TASK BRIEF
Please return the full listing below without altering anything.

THE DATA

+===+

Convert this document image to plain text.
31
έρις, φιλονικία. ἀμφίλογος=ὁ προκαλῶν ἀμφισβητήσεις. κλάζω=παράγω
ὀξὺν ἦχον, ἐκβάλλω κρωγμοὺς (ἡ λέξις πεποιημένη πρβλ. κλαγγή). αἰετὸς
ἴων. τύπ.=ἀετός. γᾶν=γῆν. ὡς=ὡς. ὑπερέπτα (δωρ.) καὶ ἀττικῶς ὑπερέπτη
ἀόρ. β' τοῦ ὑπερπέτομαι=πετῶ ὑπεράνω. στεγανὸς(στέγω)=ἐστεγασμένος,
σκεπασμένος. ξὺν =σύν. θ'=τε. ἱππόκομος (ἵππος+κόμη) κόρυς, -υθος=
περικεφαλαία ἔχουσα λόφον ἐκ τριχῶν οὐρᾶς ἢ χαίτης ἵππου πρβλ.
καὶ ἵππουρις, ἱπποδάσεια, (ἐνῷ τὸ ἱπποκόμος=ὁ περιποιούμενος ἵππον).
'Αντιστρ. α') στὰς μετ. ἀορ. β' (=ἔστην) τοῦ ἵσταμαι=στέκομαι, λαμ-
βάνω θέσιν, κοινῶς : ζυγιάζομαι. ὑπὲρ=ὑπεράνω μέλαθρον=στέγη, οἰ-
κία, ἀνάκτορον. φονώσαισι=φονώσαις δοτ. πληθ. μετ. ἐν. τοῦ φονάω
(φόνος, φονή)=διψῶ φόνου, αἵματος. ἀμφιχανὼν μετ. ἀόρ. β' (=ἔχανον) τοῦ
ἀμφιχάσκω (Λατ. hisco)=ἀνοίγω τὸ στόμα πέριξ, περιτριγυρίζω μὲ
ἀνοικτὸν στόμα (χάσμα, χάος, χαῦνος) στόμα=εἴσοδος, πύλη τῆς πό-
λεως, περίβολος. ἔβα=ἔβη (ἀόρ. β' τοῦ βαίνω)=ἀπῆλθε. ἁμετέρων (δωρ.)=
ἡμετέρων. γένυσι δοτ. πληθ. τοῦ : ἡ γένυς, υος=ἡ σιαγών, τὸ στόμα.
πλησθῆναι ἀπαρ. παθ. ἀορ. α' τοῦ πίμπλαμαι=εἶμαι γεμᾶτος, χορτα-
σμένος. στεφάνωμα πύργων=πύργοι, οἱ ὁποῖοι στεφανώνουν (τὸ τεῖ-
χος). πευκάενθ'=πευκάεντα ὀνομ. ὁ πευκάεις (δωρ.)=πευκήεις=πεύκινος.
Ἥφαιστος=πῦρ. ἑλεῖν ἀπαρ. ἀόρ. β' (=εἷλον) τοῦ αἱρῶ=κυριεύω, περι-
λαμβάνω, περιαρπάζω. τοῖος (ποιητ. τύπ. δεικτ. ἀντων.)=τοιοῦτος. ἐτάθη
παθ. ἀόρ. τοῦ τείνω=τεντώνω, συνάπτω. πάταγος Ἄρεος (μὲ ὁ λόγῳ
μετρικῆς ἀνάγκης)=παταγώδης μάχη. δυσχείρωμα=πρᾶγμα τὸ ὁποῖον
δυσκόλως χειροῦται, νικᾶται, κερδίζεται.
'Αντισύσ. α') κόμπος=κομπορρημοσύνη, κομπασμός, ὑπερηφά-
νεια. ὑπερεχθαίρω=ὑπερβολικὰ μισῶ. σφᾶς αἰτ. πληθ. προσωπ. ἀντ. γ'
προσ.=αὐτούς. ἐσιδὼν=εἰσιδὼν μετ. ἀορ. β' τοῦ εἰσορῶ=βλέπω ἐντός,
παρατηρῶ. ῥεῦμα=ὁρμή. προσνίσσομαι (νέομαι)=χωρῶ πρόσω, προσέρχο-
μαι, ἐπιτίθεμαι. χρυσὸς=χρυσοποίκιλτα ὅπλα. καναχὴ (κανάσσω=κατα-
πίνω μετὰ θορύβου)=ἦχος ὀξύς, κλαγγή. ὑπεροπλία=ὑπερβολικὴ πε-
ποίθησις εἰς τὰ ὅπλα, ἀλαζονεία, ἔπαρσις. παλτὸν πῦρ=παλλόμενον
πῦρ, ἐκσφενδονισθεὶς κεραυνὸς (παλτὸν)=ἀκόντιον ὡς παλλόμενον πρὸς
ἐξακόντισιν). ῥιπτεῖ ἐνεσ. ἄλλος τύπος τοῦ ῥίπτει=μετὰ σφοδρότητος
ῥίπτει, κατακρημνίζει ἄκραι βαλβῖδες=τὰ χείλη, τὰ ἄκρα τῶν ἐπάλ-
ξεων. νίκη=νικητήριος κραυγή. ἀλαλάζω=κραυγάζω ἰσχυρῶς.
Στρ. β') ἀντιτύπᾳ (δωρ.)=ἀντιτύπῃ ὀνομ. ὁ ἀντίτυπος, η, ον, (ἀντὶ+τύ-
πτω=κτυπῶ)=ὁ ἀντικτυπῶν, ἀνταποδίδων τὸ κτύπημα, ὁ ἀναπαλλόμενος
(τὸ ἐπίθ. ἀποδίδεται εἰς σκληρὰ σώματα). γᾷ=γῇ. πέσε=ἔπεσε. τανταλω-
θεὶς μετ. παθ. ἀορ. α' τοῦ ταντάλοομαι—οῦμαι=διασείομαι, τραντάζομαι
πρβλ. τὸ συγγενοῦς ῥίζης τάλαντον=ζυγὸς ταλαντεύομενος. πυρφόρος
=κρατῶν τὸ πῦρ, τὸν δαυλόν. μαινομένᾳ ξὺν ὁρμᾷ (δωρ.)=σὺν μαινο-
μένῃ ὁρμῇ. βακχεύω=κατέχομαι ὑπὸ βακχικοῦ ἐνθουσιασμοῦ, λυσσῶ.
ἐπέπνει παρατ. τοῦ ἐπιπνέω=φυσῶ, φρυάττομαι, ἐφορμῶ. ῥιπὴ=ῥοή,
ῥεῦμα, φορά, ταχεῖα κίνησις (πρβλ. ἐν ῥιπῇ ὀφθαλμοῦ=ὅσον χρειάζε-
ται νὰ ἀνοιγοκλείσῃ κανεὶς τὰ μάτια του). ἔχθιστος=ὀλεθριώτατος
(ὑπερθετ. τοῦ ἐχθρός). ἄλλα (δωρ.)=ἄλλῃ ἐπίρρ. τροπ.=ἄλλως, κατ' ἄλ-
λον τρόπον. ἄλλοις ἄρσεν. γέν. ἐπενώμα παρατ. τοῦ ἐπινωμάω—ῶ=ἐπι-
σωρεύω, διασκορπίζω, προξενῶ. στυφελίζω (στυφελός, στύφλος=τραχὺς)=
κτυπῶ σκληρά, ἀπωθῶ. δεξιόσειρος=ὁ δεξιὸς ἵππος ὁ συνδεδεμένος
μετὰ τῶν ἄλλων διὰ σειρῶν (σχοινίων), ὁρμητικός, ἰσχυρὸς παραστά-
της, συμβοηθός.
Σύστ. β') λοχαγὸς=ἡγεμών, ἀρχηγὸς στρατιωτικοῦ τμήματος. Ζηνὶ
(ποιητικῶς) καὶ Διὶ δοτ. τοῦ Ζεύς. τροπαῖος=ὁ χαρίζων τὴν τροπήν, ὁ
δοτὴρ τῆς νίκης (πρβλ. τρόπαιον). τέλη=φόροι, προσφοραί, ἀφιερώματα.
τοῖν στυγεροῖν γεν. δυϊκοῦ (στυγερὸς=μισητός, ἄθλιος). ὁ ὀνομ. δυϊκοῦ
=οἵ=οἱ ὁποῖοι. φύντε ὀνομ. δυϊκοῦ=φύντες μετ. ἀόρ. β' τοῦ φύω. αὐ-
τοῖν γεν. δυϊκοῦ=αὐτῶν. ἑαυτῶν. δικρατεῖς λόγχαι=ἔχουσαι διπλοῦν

+===+

FINAL RESULT
Convert this document image to plain text.
31
έρις, φιλονικία. ἀμφίλογος=ὁ προκαλῶν ἀμφισβητήσεις. κλάζω=παράγω
ὀξὺν ἦχον, ἐκβάλλω κρωγμοὺς (ἡ λέξις πεποιημένη πρβλ. κλαγγή). αἰετὸς
ἴων. τύπ.=ἀετός. γᾶν=γῆν. ὡς=ὡς. ὑπερέπτα (δωρ.) καὶ ἀττικῶς ὑπερέπτη
ἀόρ. β' τοῦ ὑπερπέτομαι=πετῶ ὑπεράνω. στεγανὸς(στέγω)=ἐστεγασμένος,
σκεπασμένος. ξὺν =σύν. θ'=τε. ἱππόκομος (ἵππος+κόμη) κόρυς, -υθος=
περικεφαλαία ἔχουσα λόφον ἐκ τριχῶν οὐρᾶς ἢ χαίτης ἵππου πρβλ.
καὶ ἵππουρις, ἱπποδάσεια, (ἐνῷ τὸ ἱπποκόμος=ὁ περιποιούμενος ἵππον).
'Αντιστρ. α') στὰς μετ. ἀορ. β' (=ἔστην) τοῦ ἵσταμαι=στέκομαι, λαμ-
βάνω θέσιν, κοινῶς : ζυγιάζομαι. ὑπὲρ=ὑπεράνω μέλαθρον=στέγη, οἰ-
κία, ἀνάκτορον. φονώσαισι=φονώσαις δοτ. πληθ. μετ. ἐν. τοῦ φονάω
(φόνος, φονή)=διψῶ φόνου, αἵματος. ἀμφιχανὼν μετ. ἀόρ. β' (=ἔχανον) τοῦ
ἀμφιχάσκω (Λατ. hisco)=ἀνοίγω τὸ στόμα πέριξ, περιτριγυρίζω μὲ
ἀνοικτὸν στόμα (χάσμα, χάος, χαῦνος) στόμα=εἴσοδος, πύλη τῆς πό-
λεως, περίβολος. ἔβα=ἔβη (ἀόρ. β' τοῦ βαίνω)=ἀπῆλθε. ἁμετέρων (δωρ.)=
ἡμετέρων. γένυσι δοτ. πληθ. τοῦ : ἡ γένυς, υος=ἡ σιαγών, τὸ στόμα.
πλησθῆναι ἀπαρ. παθ. ἀορ. α' τοῦ πίμπλαμαι=εἶμαι γεμᾶτος, χορτα-
σμένος. στεφάνωμα πύργων=πύργοι, οἱ ὁποῖοι στεφανώνουν (τὸ τεῖ-
χος). πευκάενθ'=πευκάεντα ὀνομ. ὁ πευκάεις (δωρ.)=πευκήεις=πεύκινος.
Ἥφαιστος=πῦρ. ἑλεῖν ἀπαρ. ἀόρ. β' (=εἷλον) τοῦ αἱρῶ=κυριεύω, περι-
λαμβάνω, περιαρπάζω. τοῖος (ποιητ. τύπ. δεικτ. ἀντων.)=τοιοῦτος. ἐτάθη
παθ. ἀόρ. τοῦ τείνω=τεντώνω, συνάπτω. πάταγος Ἄρεος (μὲ ὁ λόγῳ
μετρικῆς ἀνάγκης)=παταγώδης μάχη. δυσχείρωμα=πρᾶγμα τὸ ὁποῖον
δυσκόλως χειροῦται, νικᾶται, κερδίζεται.
'Αντισύσ. α') κόμπος=κομπορρημοσύνη, κομπασμός, ὑπερηφά-
νεια. ὑπερεχθαίρω=ὑπερβολικὰ μισῶ. σφᾶς αἰτ. πληθ. προσωπ. ἀντ. γ'
προσ.=αὐτούς. ἐσιδὼν=εἰσιδὼν μετ. ἀορ. β' τοῦ εἰσορῶ=βλέπω ἐντός,
παρατηρῶ. ῥεῦμα=ὁρμή. προσνίσσομαι (νέομαι)=χωρῶ πρόσω, προσέρχο-
μαι, ἐπιτίθεμαι. χρυσὸς=χρυσοποίκιλτα ὅπλα. καναχὴ (κανάσσω=κατα-
πίνω μετὰ θορύβου)=ἦχος ὀξύς, κλαγγή. ὑπεροπλία=ὑπερβολικὴ πε-
ποίθησις εἰς τὰ ὅπλα, ἀλαζονεία, ἔπαρσις. παλτὸν πῦρ=παλλόμενον
πῦρ, ἐκσφενδονισθεὶς κεραυνὸς (παλτὸν)=ἀκόντιον ὡς παλλόμενον πρὸς
ἐξακόντισιν). ῥιπτεῖ ἐνεσ. ἄλλος τύπος τοῦ ῥίπτει=μετὰ σφοδρότητος
ῥίπτει, κατακρημνίζει ἄκραι βαλβῖδες=τὰ χείλη, τὰ ἄκρα τῶν ἐπάλ-
ξεων. νίκη=νικητήριος κραυγή. ἀλαλάζω=κραυγάζω ἰσχυρῶς.
Στρ. β') ἀντιτύπᾳ (δωρ.)=ἀντιτύπῃ ὀνομ. ὁ ἀντίτυπος, η, ον, (ἀντὶ+τύ-
πτω=κτυπῶ)=ὁ ἀντικτυπῶν, ἀνταποδίδων τὸ κτύπημα, ὁ ἀναπαλλόμενος
(τὸ ἐπίθ. ἀποδίδεται εἰς σκληρὰ σώματα). γᾷ=γῇ. πέσε=ἔπεσε. τανταλω-
θεὶς μετ. παθ. ἀορ. α' τοῦ ταντάλοομαι—οῦμαι=διασείομαι, τραντάζομαι
πρβλ. τὸ συγγενοῦς ῥίζης τάλαντον=ζυγὸς ταλαντεύομενος. πυρφόρος
=κρατῶν τὸ πῦρ, τὸν δαυλόν. μαινομένᾳ ξὺν ὁρμᾷ (δωρ.)=σὺν μαινο-
μένῃ ὁρμῇ. βακχεύω=κατέχομαι ὑπὸ βακχικοῦ ἐνθουσιασμοῦ, λυσσῶ.
ἐπέπνει παρατ. τοῦ ἐπιπνέω=φυσῶ, φρυάττομαι, ἐφορμῶ. ῥιπὴ=ῥοή,
ῥεῦμα, φορά, ταχεῖα κίνησις (πρβλ. ἐν ῥιπῇ ὀφθαλμοῦ=ὅσον χρειάζε-
ται νὰ ἀνοιγοκλείσῃ κανεὶς τὰ μάτια του). ἔχθιστος=ὀλεθριώτατος
(ὑπερθετ. τοῦ ἐχθρός). ἄλλα (δωρ.)=ἄλλῃ ἐπίρρ. τροπ.=ἄλλως, κατ' ἄλ-
λον τρόπον. ἄλλοις ἄρσεν. γέν. ἐπενώμα παρατ. τοῦ ἐπινωμάω—ῶ=ἐπι-
σωρεύω, διασκορπίζω, προξενῶ. στυφελίζω (στυφελός, στύφλος=τραχὺς)=
κτυπῶ σκληρά, ἀπωθῶ. δεξιόσειρος=ὁ δεξιὸς ἵππος ὁ συνδεδεμένος
μετὰ τῶν ἄλλων διὰ σειρῶν (σχοινίων), ὁρμητικός, ἰσχυρὸς παραστά-
της, συμβοηθός.
Σύστ. β') λοχαγὸς=ἡγεμών, ἀρχηγὸς στρατιωτικοῦ τμήματος. Ζηνὶ
(ποιητικῶς) καὶ Διὶ δοτ. τοῦ Ζεύς. τροπαῖος=ὁ χαρίζων τὴν τροπήν, ὁ
δοτὴρ τῆς νίκης (πρβλ. τρόπαιον). τέλη=φόροι, προσφοραί, ἀφιερώματα.
τοῖν στυγεροῖν γεν. δυϊκοῦ (στυγερὸς=μισητός, ἄθλιος). ὁ ὀνομ. δυϊκοῦ
=οἵ=οἱ ὁποῖοι. φύντε ὀνομ. δυϊκοῦ=φύντες μετ. ἀόρ. β' τοῦ φύω. αὐ-
τοῖν γεν. δυϊκοῦ=αὐτῶν. ἑαυτῶν. δικρατεῖς λόγχαι=ἔχουσαι διπλοῦν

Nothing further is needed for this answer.